Problem: Skip the pictures. Reproduce all other material exactly.

[Data entries]

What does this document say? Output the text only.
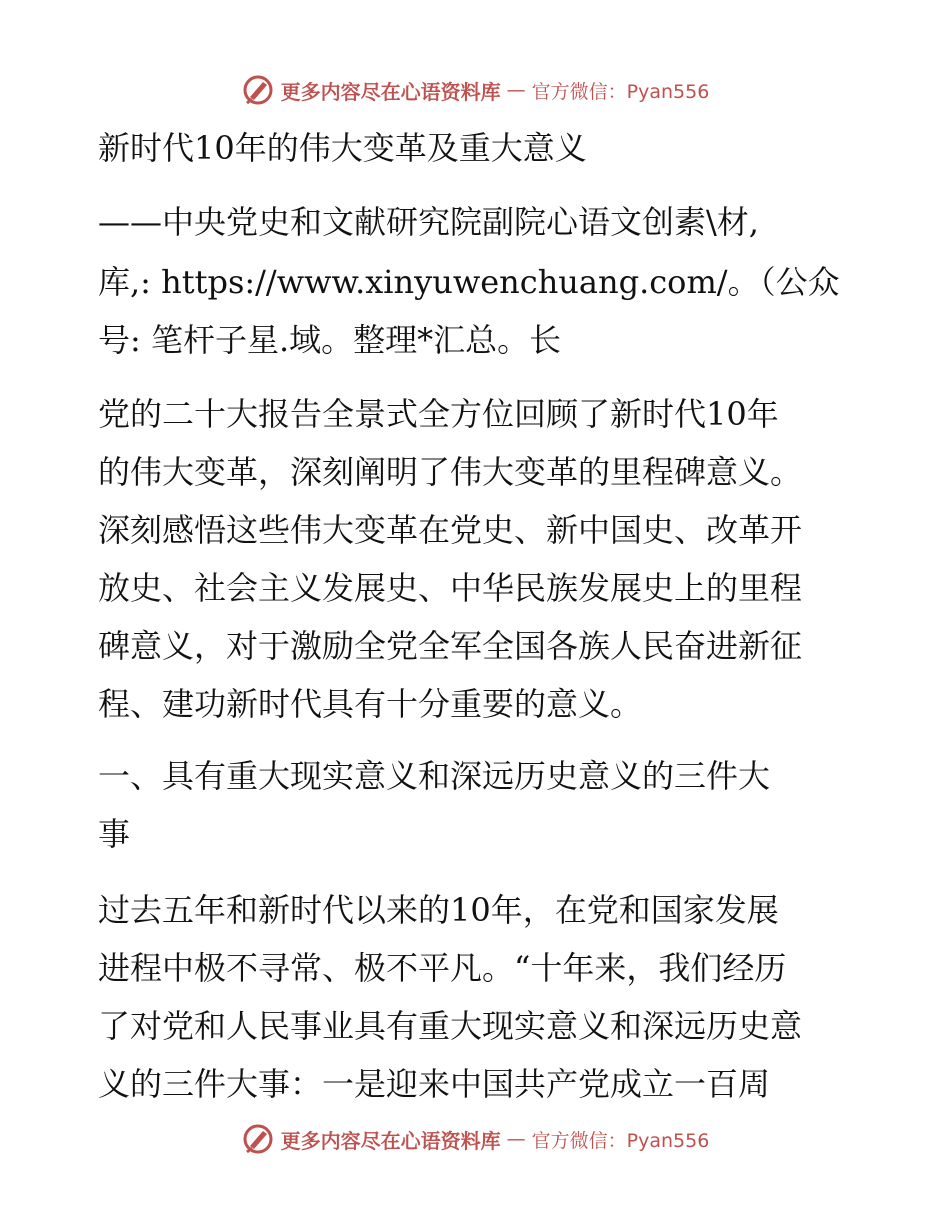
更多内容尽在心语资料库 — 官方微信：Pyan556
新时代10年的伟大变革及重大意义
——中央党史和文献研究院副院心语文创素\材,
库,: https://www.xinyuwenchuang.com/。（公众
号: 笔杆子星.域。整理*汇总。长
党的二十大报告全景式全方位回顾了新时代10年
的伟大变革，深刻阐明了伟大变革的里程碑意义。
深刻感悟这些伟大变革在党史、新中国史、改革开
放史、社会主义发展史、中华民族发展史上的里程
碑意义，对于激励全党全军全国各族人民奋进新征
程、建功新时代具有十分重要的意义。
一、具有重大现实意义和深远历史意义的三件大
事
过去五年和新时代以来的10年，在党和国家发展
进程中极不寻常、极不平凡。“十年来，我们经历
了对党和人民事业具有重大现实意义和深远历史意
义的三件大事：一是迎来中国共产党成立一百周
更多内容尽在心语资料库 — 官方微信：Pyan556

Result:
What does this document say? Output the text only.
更多内容尽在心语资料库 — 官方微信：Pyan556
新时代10年的伟大变革及重大意义
——中央党史和文献研究院副院心语文创素\材,
库,: https://www.xinyuwenchuang.com/。（公众
号: 笔杆子星.域。整理*汇总。长
党的二十大报告全景式全方位回顾了新时代10年
的伟大变革，深刻阐明了伟大变革的里程碑意义。
深刻感悟这些伟大变革在党史、新中国史、改革开
放史、社会主义发展史、中华民族发展史上的里程
碑意义，对于激励全党全军全国各族人民奋进新征
程、建功新时代具有十分重要的意义。
一、具有重大现实意义和深远历史意义的三件大
事
过去五年和新时代以来的10年，在党和国家发展
进程中极不寻常、极不平凡。“十年来，我们经历
了对党和人民事业具有重大现实意义和深远历史意
义的三件大事：一是迎来中国共产党成立一百周
更多内容尽在心语资料库 — 官方微信：Pyan556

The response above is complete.